◆ Data extract ◆

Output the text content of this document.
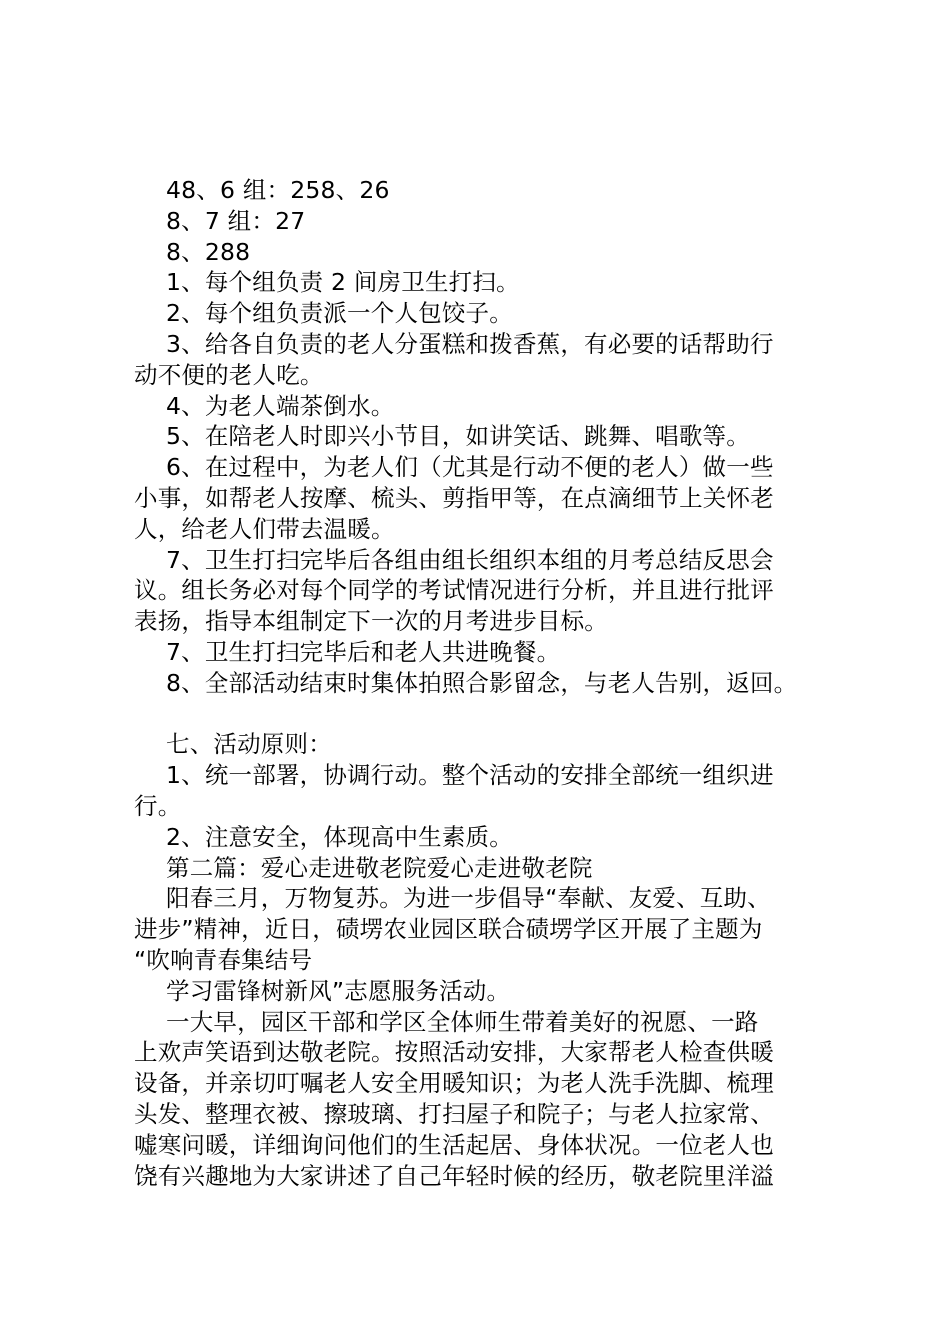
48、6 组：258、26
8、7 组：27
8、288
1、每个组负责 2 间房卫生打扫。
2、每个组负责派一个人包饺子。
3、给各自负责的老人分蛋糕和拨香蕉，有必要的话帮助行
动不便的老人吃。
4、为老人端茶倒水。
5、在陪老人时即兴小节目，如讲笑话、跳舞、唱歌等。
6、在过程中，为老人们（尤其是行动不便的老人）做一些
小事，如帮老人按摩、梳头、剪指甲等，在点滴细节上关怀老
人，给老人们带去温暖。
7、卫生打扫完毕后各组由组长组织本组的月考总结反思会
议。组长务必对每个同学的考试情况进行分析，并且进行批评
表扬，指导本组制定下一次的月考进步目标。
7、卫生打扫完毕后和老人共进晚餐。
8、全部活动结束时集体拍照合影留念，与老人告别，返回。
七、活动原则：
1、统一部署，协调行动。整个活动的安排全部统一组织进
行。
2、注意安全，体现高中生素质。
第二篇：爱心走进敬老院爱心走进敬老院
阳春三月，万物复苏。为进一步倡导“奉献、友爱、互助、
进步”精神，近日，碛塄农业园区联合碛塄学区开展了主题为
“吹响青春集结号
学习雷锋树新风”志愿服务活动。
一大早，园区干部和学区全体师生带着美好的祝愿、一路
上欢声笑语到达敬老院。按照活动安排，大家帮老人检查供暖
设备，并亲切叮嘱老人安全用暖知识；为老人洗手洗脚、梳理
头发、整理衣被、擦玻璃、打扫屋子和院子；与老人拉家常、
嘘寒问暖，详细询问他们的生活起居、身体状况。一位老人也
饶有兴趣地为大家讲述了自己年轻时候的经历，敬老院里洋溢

◆ Given exercise ◆
Write out again every line above exactly as given; the pictures do not belong in the copy.

◆ Correct output ◆
Output the text content of this document.
48、6 组：258、26
8、7 组：27
8、288
1、每个组负责 2 间房卫生打扫。
2、每个组负责派一个人包饺子。
3、给各自负责的老人分蛋糕和拨香蕉，有必要的话帮助行
动不便的老人吃。
4、为老人端茶倒水。
5、在陪老人时即兴小节目，如讲笑话、跳舞、唱歌等。
6、在过程中，为老人们（尤其是行动不便的老人）做一些
小事，如帮老人按摩、梳头、剪指甲等，在点滴细节上关怀老
人，给老人们带去温暖。
7、卫生打扫完毕后各组由组长组织本组的月考总结反思会
议。组长务必对每个同学的考试情况进行分析，并且进行批评
表扬，指导本组制定下一次的月考进步目标。
7、卫生打扫完毕后和老人共进晚餐。
8、全部活动结束时集体拍照合影留念，与老人告别，返回。
七、活动原则：
1、统一部署，协调行动。整个活动的安排全部统一组织进
行。
2、注意安全，体现高中生素质。
第二篇：爱心走进敬老院爱心走进敬老院
阳春三月，万物复苏。为进一步倡导“奉献、友爱、互助、
进步”精神，近日，碛塄农业园区联合碛塄学区开展了主题为
“吹响青春集结号
学习雷锋树新风”志愿服务活动。
一大早，园区干部和学区全体师生带着美好的祝愿、一路
上欢声笑语到达敬老院。按照活动安排，大家帮老人检查供暖
设备，并亲切叮嘱老人安全用暖知识；为老人洗手洗脚、梳理
头发、整理衣被、擦玻璃、打扫屋子和院子；与老人拉家常、
嘘寒问暖，详细询问他们的生活起居、身体状况。一位老人也
饶有兴趣地为大家讲述了自己年轻时候的经历，敬老院里洋溢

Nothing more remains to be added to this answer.